→ **WRITTEN EXERCISE**: List the lines of this listing that hold the word "hist".

→ **DATA PROVIDED**:
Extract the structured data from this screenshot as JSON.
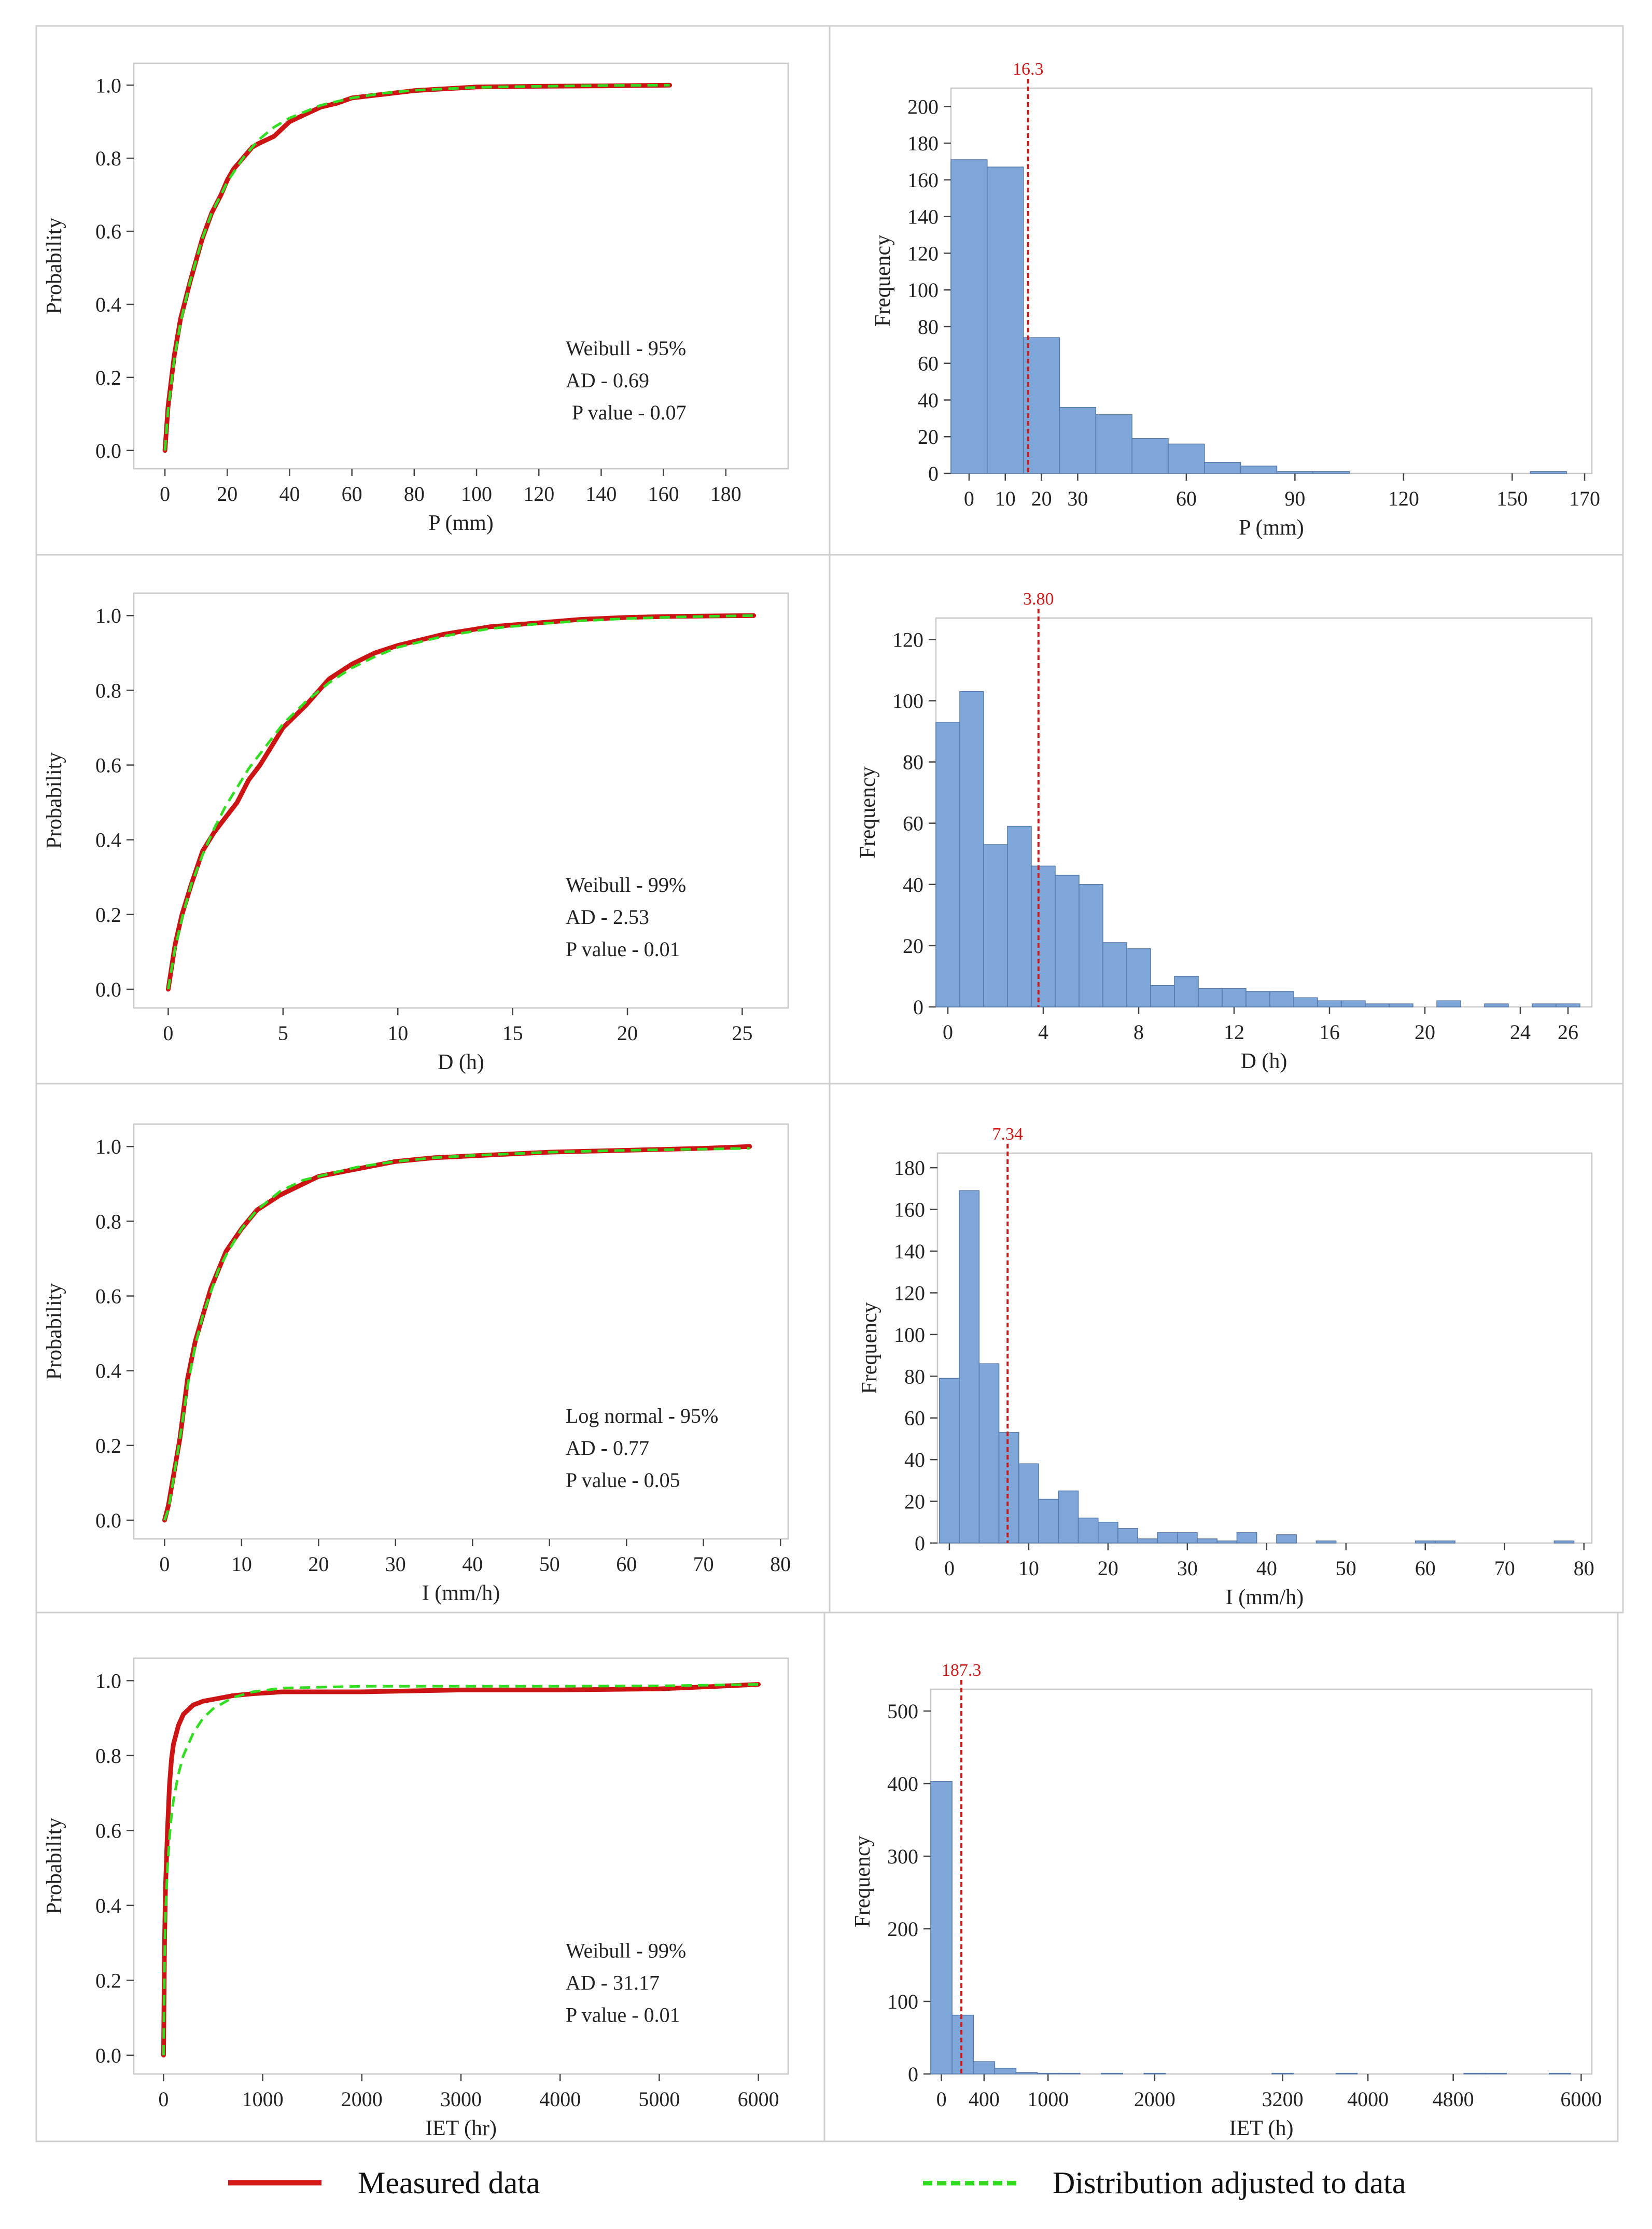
{
  "colors": {
    "measured": "#cc1414",
    "fitted": "#33dd22",
    "bar_fill": "#7ea6d9",
    "bar_stroke": "#5578a8",
    "marker": "#cc1a1a",
    "panel_border": "#cfcfcf",
    "axis_frame": "#c8c8c8"
  },
  "legend": {
    "measured_label": "Measured data",
    "fitted_label": "Distribution adjusted to data"
  },
  "chart_data": [
    {
      "type": "line",
      "id": "cdf-p",
      "xlabel": "P (mm)",
      "ylabel": "Probability",
      "xlim": [
        -10,
        200
      ],
      "ylim": [
        -0.05,
        1.06
      ],
      "xticks": [
        0,
        20,
        40,
        60,
        80,
        100,
        120,
        140,
        160,
        180
      ],
      "yticks": [
        0.0,
        0.2,
        0.4,
        0.6,
        0.8,
        1.0
      ],
      "annotation": [
        "Weibull - 95%",
        "AD - 0.69",
        "P value - 0.07"
      ],
      "series": [
        {
          "name": "Measured data",
          "x": [
            0,
            1,
            3,
            5,
            8,
            10,
            12,
            15,
            18,
            20,
            22,
            25,
            28,
            30,
            35,
            40,
            45,
            50,
            55,
            60,
            70,
            80,
            90,
            100,
            120,
            140,
            162
          ],
          "y": [
            0.0,
            0.12,
            0.26,
            0.36,
            0.46,
            0.52,
            0.58,
            0.65,
            0.7,
            0.74,
            0.77,
            0.8,
            0.83,
            0.84,
            0.86,
            0.9,
            0.92,
            0.94,
            0.95,
            0.965,
            0.975,
            0.985,
            0.99,
            0.995,
            0.997,
            0.998,
            1.0
          ]
        },
        {
          "name": "Distribution adjusted to data",
          "x": [
            0,
            1,
            3,
            5,
            8,
            10,
            12,
            15,
            18,
            20,
            25,
            30,
            35,
            40,
            50,
            60,
            70,
            80,
            100,
            120,
            140,
            162
          ],
          "y": [
            0.0,
            0.11,
            0.25,
            0.35,
            0.46,
            0.52,
            0.58,
            0.65,
            0.7,
            0.735,
            0.8,
            0.85,
            0.885,
            0.91,
            0.945,
            0.965,
            0.978,
            0.986,
            0.994,
            0.997,
            0.999,
            1.0
          ]
        }
      ]
    },
    {
      "type": "bar",
      "id": "hist-p",
      "xlabel": "P (mm)",
      "ylabel": "Frequency",
      "xlim": [
        -5,
        172
      ],
      "ylim": [
        0,
        210
      ],
      "xticks": [
        0,
        10,
        20,
        30,
        60,
        90,
        120,
        150,
        170
      ],
      "yticks": [
        0,
        20,
        40,
        60,
        80,
        100,
        120,
        140,
        160,
        180,
        200
      ],
      "bin_edges": [
        -5,
        5,
        15,
        25,
        35,
        45,
        55,
        65,
        75,
        85,
        95,
        105,
        115,
        125,
        135,
        145,
        155,
        165
      ],
      "values": [
        171,
        167,
        74,
        36,
        32,
        19,
        16,
        6,
        4,
        1,
        1,
        0,
        0,
        0,
        0,
        0,
        1
      ],
      "marker": {
        "value": 16.3,
        "label": "16.3"
      }
    },
    {
      "type": "line",
      "id": "cdf-d",
      "xlabel": "D (h)",
      "ylabel": "Probability",
      "xlim": [
        -1.5,
        27
      ],
      "ylim": [
        -0.05,
        1.06
      ],
      "xticks": [
        0,
        5,
        10,
        15,
        20,
        25
      ],
      "yticks": [
        0.0,
        0.2,
        0.4,
        0.6,
        0.8,
        1.0
      ],
      "annotation": [
        "Weibull - 99%",
        "AD - 2.53",
        "P value - 0.01"
      ],
      "series": [
        {
          "name": "Measured data",
          "x": [
            0,
            0.3,
            0.6,
            1.0,
            1.5,
            2.0,
            2.5,
            3.0,
            3.5,
            4.0,
            4.5,
            5.0,
            6.0,
            7.0,
            8.0,
            9.0,
            10.0,
            12.0,
            14.0,
            16.0,
            18.0,
            20.0,
            22.0,
            25.5
          ],
          "y": [
            0.0,
            0.12,
            0.2,
            0.28,
            0.37,
            0.42,
            0.46,
            0.5,
            0.56,
            0.6,
            0.65,
            0.7,
            0.76,
            0.83,
            0.87,
            0.9,
            0.92,
            0.95,
            0.97,
            0.98,
            0.99,
            0.995,
            0.998,
            1.0
          ]
        },
        {
          "name": "Distribution adjusted to data",
          "x": [
            0,
            0.3,
            0.6,
            1.0,
            1.5,
            2.0,
            2.5,
            3.0,
            3.5,
            4.0,
            4.5,
            5.0,
            6.0,
            7.0,
            8.0,
            9.0,
            10.0,
            12.0,
            14.0,
            16.0,
            18.0,
            20.0,
            22.0,
            25.5
          ],
          "y": [
            0.0,
            0.11,
            0.19,
            0.28,
            0.36,
            0.43,
            0.49,
            0.54,
            0.59,
            0.63,
            0.67,
            0.71,
            0.77,
            0.82,
            0.86,
            0.89,
            0.915,
            0.945,
            0.965,
            0.977,
            0.986,
            0.992,
            0.996,
            1.0
          ]
        }
      ]
    },
    {
      "type": "bar",
      "id": "hist-d",
      "xlabel": "D (h)",
      "ylabel": "Frequency",
      "xlim": [
        -0.5,
        27
      ],
      "ylim": [
        0,
        127
      ],
      "xticks": [
        0,
        4,
        8,
        12,
        16,
        20,
        24,
        26
      ],
      "yticks": [
        0,
        20,
        40,
        60,
        80,
        100,
        120
      ],
      "bin_edges": [
        -0.5,
        0.5,
        1.5,
        2.5,
        3.5,
        4.5,
        5.5,
        6.5,
        7.5,
        8.5,
        9.5,
        10.5,
        11.5,
        12.5,
        13.5,
        14.5,
        15.5,
        16.5,
        17.5,
        18.5,
        19.5,
        20.5,
        21.5,
        22.5,
        23.5,
        24.5,
        25.5,
        26.5
      ],
      "values": [
        93,
        103,
        53,
        59,
        46,
        43,
        40,
        21,
        19,
        7,
        10,
        6,
        6,
        5,
        5,
        3,
        2,
        2,
        1,
        1,
        0,
        2,
        0,
        1,
        0,
        1,
        1
      ],
      "marker": {
        "value": 3.8,
        "label": "3.80"
      }
    },
    {
      "type": "line",
      "id": "cdf-i",
      "xlabel": "I (mm/h)",
      "ylabel": "Probability",
      "xlim": [
        -4,
        81
      ],
      "ylim": [
        -0.05,
        1.06
      ],
      "xticks": [
        0,
        10,
        20,
        30,
        40,
        50,
        60,
        70,
        80
      ],
      "yticks": [
        0.0,
        0.2,
        0.4,
        0.6,
        0.8,
        1.0
      ],
      "annotation": [
        "Log normal - 95%",
        "AD - 0.77",
        "P value - 0.05"
      ],
      "series": [
        {
          "name": "Measured data",
          "x": [
            0,
            0.5,
            1,
            2,
            3,
            4,
            5,
            6,
            7,
            8,
            10,
            12,
            15,
            18,
            20,
            25,
            30,
            35,
            40,
            50,
            60,
            70,
            76
          ],
          "y": [
            0.0,
            0.04,
            0.1,
            0.22,
            0.38,
            0.48,
            0.55,
            0.62,
            0.67,
            0.72,
            0.78,
            0.83,
            0.87,
            0.9,
            0.92,
            0.94,
            0.96,
            0.97,
            0.975,
            0.985,
            0.99,
            0.995,
            1.0
          ]
        },
        {
          "name": "Distribution adjusted to data",
          "x": [
            0,
            0.5,
            1,
            2,
            3,
            4,
            5,
            6,
            7,
            8,
            10,
            12,
            15,
            18,
            20,
            25,
            30,
            35,
            40,
            50,
            60,
            70,
            76
          ],
          "y": [
            0.0,
            0.03,
            0.09,
            0.22,
            0.36,
            0.47,
            0.55,
            0.61,
            0.67,
            0.71,
            0.78,
            0.83,
            0.88,
            0.91,
            0.92,
            0.945,
            0.96,
            0.97,
            0.976,
            0.985,
            0.99,
            0.993,
            0.995
          ]
        }
      ]
    },
    {
      "type": "bar",
      "id": "hist-i",
      "xlabel": "I (mm/h)",
      "ylabel": "Frequency",
      "xlim": [
        -1.5,
        81
      ],
      "ylim": [
        0,
        187
      ],
      "xticks": [
        0,
        10,
        20,
        30,
        40,
        50,
        60,
        70,
        80
      ],
      "yticks": [
        0,
        20,
        40,
        60,
        80,
        100,
        120,
        140,
        160,
        180
      ],
      "bin_edges": [
        -1.25,
        1.25,
        3.75,
        6.25,
        8.75,
        11.25,
        13.75,
        16.25,
        18.75,
        21.25,
        23.75,
        26.25,
        28.75,
        31.25,
        33.75,
        36.25,
        38.75,
        41.25,
        43.75,
        46.25,
        48.75,
        51.25,
        53.75,
        56.25,
        58.75,
        61.25,
        63.75,
        66.25,
        68.75,
        71.25,
        73.75,
        76.25,
        78.75
      ],
      "values": [
        79,
        169,
        86,
        53,
        38,
        21,
        25,
        12,
        10,
        7,
        2,
        5,
        5,
        2,
        1,
        5,
        0,
        4,
        0,
        1,
        0,
        0,
        0,
        0,
        1,
        1,
        0,
        0,
        0,
        0,
        0,
        1
      ],
      "marker": {
        "value": 7.34,
        "label": "7.34"
      }
    },
    {
      "type": "line",
      "id": "cdf-iet",
      "xlabel": "IET (hr)",
      "ylabel": "Probability",
      "xlim": [
        -300,
        6300
      ],
      "ylim": [
        -0.05,
        1.06
      ],
      "xticks": [
        0,
        1000,
        2000,
        3000,
        4000,
        5000,
        6000
      ],
      "yticks": [
        0.0,
        0.2,
        0.4,
        0.6,
        0.8,
        1.0
      ],
      "annotation": [
        "Weibull - 99%",
        "AD - 31.17",
        "P value - 0.01"
      ],
      "series": [
        {
          "name": "Measured data",
          "x": [
            0,
            10,
            20,
            40,
            60,
            80,
            100,
            150,
            200,
            300,
            400,
            500,
            700,
            900,
            1200,
            2000,
            3000,
            4000,
            5000,
            5600,
            6000
          ],
          "y": [
            0.0,
            0.3,
            0.45,
            0.6,
            0.72,
            0.79,
            0.83,
            0.88,
            0.91,
            0.935,
            0.945,
            0.95,
            0.96,
            0.965,
            0.97,
            0.97,
            0.975,
            0.975,
            0.978,
            0.985,
            0.99
          ]
        },
        {
          "name": "Distribution adjusted to data",
          "x": [
            0,
            10,
            20,
            40,
            60,
            80,
            100,
            150,
            200,
            300,
            400,
            500,
            700,
            900,
            1200,
            2000,
            3000,
            4000,
            5000,
            6000
          ],
          "y": [
            0.0,
            0.25,
            0.38,
            0.5,
            0.58,
            0.64,
            0.68,
            0.75,
            0.8,
            0.86,
            0.9,
            0.925,
            0.955,
            0.97,
            0.98,
            0.985,
            0.985,
            0.985,
            0.986,
            0.99
          ]
        }
      ]
    },
    {
      "type": "bar",
      "id": "hist-iet",
      "xlabel": "IET (h)",
      "ylabel": "Frequency",
      "xlim": [
        -100,
        6100
      ],
      "ylim": [
        0,
        530
      ],
      "xticks": [
        0,
        400,
        1000,
        2000,
        3200,
        4000,
        4800,
        6000
      ],
      "yticks": [
        0,
        100,
        200,
        300,
        400,
        500
      ],
      "bin_edges": [
        -100,
        100,
        300,
        500,
        700,
        900,
        1100,
        1300,
        1500,
        1700,
        1900,
        2100,
        2300,
        2500,
        2700,
        2900,
        3100,
        3300,
        3500,
        3700,
        3900,
        4100,
        4300,
        4500,
        4700,
        4900,
        5100,
        5300,
        5500,
        5700,
        5900
      ],
      "values": [
        403,
        81,
        17,
        8,
        2,
        1,
        1,
        0,
        1,
        0,
        1,
        0,
        0,
        0,
        0,
        0,
        1,
        0,
        0,
        1,
        0,
        0,
        0,
        0,
        0,
        1,
        1,
        0,
        0,
        1
      ],
      "marker": {
        "value": 187.3,
        "label": "187.3"
      }
    }
  ]
}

→ **THE RESPONSE**:
      "id": "hist-p",
      "id": "hist-d",
      "id": "hist-i",
      "id": "hist-iet",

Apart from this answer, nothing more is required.